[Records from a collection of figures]
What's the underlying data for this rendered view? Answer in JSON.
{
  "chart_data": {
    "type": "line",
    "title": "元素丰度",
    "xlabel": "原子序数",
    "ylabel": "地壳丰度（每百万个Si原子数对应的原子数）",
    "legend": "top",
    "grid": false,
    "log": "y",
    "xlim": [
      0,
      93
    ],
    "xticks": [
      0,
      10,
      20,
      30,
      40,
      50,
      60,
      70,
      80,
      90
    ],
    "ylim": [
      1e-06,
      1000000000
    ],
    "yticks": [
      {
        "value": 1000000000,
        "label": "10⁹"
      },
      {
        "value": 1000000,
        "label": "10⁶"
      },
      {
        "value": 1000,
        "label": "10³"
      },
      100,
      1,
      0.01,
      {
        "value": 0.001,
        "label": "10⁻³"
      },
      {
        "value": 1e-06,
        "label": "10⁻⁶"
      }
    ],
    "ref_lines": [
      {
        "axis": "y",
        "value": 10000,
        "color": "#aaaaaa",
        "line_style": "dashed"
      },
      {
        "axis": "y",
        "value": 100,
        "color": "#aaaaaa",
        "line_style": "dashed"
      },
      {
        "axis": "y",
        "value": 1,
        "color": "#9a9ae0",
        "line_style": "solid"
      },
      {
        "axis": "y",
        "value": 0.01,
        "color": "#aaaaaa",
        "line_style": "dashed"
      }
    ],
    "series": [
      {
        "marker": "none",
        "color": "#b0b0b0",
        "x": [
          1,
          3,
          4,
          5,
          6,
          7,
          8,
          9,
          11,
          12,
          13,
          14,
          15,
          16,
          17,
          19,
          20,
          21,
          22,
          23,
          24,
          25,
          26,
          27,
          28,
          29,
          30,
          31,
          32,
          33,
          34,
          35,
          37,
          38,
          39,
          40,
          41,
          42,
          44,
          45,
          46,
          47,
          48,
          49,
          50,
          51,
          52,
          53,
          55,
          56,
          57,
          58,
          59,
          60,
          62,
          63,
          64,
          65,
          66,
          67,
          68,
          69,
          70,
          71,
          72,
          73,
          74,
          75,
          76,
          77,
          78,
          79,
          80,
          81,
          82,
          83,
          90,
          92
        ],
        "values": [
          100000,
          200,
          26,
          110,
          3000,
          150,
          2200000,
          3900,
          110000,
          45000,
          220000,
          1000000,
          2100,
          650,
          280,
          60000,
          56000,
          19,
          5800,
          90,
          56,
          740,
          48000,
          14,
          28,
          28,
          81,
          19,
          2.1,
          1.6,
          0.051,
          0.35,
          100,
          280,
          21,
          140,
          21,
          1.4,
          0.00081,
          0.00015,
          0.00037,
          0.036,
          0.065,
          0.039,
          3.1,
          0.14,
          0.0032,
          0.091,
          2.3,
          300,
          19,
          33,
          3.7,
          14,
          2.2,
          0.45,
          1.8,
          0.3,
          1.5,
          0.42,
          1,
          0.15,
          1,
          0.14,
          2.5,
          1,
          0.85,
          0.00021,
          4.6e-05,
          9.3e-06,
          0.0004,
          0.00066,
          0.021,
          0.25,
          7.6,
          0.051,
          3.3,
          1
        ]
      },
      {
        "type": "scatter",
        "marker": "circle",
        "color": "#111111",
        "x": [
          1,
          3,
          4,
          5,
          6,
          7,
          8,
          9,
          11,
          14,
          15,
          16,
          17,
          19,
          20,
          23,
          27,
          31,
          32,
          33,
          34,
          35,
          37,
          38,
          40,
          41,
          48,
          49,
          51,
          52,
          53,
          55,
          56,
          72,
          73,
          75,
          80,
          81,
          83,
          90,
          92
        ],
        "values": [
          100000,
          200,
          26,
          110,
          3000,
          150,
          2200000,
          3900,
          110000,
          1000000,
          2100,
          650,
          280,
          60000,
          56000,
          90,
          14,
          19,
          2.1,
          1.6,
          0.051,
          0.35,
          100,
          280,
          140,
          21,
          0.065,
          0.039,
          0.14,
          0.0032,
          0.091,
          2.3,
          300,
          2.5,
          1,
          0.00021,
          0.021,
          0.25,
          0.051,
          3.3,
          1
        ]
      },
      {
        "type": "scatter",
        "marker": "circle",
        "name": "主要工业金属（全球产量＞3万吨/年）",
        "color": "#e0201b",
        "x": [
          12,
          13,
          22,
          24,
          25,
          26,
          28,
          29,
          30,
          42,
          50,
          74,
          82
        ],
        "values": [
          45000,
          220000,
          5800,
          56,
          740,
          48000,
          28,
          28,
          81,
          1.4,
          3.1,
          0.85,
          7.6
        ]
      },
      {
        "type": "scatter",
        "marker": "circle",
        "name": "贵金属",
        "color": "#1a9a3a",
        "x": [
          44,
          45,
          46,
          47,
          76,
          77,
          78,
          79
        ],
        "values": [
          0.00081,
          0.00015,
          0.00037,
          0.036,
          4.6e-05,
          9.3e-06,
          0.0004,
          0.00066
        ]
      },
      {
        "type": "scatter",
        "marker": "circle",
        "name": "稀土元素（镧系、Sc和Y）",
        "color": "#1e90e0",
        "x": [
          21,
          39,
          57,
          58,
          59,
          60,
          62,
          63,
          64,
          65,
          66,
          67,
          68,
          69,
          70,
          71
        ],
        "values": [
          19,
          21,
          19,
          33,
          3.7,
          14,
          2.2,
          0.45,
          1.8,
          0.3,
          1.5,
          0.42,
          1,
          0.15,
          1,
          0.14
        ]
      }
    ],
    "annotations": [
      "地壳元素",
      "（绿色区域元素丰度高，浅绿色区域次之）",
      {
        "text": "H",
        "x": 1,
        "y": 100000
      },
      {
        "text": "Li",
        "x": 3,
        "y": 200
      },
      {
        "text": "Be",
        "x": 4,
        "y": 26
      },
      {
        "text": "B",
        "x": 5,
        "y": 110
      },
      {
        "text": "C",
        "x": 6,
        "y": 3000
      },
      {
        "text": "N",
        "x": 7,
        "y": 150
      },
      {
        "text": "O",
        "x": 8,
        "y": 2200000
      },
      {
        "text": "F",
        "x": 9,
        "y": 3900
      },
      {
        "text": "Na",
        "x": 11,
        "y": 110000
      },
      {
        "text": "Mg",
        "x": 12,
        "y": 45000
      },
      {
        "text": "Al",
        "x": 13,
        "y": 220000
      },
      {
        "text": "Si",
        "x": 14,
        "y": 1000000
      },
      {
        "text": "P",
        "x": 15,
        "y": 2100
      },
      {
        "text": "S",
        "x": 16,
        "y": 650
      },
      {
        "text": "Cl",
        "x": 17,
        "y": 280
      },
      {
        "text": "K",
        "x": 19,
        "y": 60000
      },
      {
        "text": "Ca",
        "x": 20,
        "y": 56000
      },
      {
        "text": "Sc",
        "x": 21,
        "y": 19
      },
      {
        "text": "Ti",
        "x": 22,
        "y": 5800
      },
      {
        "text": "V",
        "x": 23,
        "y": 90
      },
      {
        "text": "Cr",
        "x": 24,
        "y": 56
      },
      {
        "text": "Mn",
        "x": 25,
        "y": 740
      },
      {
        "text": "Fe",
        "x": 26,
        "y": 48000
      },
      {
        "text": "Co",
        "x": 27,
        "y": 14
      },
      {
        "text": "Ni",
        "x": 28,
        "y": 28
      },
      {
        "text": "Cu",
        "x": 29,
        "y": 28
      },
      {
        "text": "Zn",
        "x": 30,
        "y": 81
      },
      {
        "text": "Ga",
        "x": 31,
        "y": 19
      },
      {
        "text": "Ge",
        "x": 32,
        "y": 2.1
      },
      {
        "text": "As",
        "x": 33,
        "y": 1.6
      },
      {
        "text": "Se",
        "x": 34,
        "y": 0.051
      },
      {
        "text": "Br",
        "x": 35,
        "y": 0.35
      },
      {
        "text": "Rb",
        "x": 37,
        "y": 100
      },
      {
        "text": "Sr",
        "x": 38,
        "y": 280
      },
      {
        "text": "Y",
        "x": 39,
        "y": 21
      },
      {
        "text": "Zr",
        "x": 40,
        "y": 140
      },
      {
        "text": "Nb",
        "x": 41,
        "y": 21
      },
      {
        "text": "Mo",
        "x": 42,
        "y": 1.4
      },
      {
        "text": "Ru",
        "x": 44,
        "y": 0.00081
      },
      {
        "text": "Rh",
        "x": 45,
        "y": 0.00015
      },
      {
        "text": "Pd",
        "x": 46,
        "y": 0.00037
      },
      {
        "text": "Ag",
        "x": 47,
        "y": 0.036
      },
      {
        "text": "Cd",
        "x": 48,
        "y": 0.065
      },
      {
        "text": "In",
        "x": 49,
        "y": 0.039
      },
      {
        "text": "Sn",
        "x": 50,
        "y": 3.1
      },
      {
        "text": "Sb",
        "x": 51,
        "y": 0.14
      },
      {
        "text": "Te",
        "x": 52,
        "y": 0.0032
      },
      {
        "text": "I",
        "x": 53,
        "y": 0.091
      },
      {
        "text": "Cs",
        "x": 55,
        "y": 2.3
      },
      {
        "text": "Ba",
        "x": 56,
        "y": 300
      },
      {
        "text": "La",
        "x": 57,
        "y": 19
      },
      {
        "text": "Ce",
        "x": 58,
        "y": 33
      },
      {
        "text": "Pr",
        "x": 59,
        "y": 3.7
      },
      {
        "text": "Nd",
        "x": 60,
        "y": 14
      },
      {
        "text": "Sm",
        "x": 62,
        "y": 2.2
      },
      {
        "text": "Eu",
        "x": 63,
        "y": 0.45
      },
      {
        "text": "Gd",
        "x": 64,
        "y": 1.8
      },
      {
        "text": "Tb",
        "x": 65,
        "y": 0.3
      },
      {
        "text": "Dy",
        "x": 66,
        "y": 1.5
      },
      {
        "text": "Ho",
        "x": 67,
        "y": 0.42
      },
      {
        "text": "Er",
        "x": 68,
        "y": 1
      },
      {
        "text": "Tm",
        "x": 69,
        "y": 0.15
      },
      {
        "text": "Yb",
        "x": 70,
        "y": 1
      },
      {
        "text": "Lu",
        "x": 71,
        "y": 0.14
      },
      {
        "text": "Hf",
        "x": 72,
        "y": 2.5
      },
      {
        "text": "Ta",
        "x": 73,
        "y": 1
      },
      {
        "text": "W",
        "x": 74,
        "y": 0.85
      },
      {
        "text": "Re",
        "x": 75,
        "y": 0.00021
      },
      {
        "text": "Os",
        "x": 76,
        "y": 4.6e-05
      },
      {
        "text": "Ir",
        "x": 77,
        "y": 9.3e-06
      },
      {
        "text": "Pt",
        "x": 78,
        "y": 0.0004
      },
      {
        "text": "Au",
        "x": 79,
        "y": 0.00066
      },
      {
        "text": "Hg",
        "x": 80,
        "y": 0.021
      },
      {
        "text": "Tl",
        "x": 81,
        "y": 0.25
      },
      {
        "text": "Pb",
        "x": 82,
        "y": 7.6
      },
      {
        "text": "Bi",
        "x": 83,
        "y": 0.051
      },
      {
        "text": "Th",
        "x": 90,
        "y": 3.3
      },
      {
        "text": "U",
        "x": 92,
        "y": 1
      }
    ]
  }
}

**Description of the task**
Write out every line from the entries where "color" appears.

**The reply**
        "color": "#aaaaaa",
        "color": "#aaaaaa",
        "color": "#9a9ae0",
        "color": "#aaaaaa",
        "color": "#b0b0b0",
        "color": "#111111",
        "color": "#e0201b",
        "color": "#1a9a3a",
        "color": "#1e90e0",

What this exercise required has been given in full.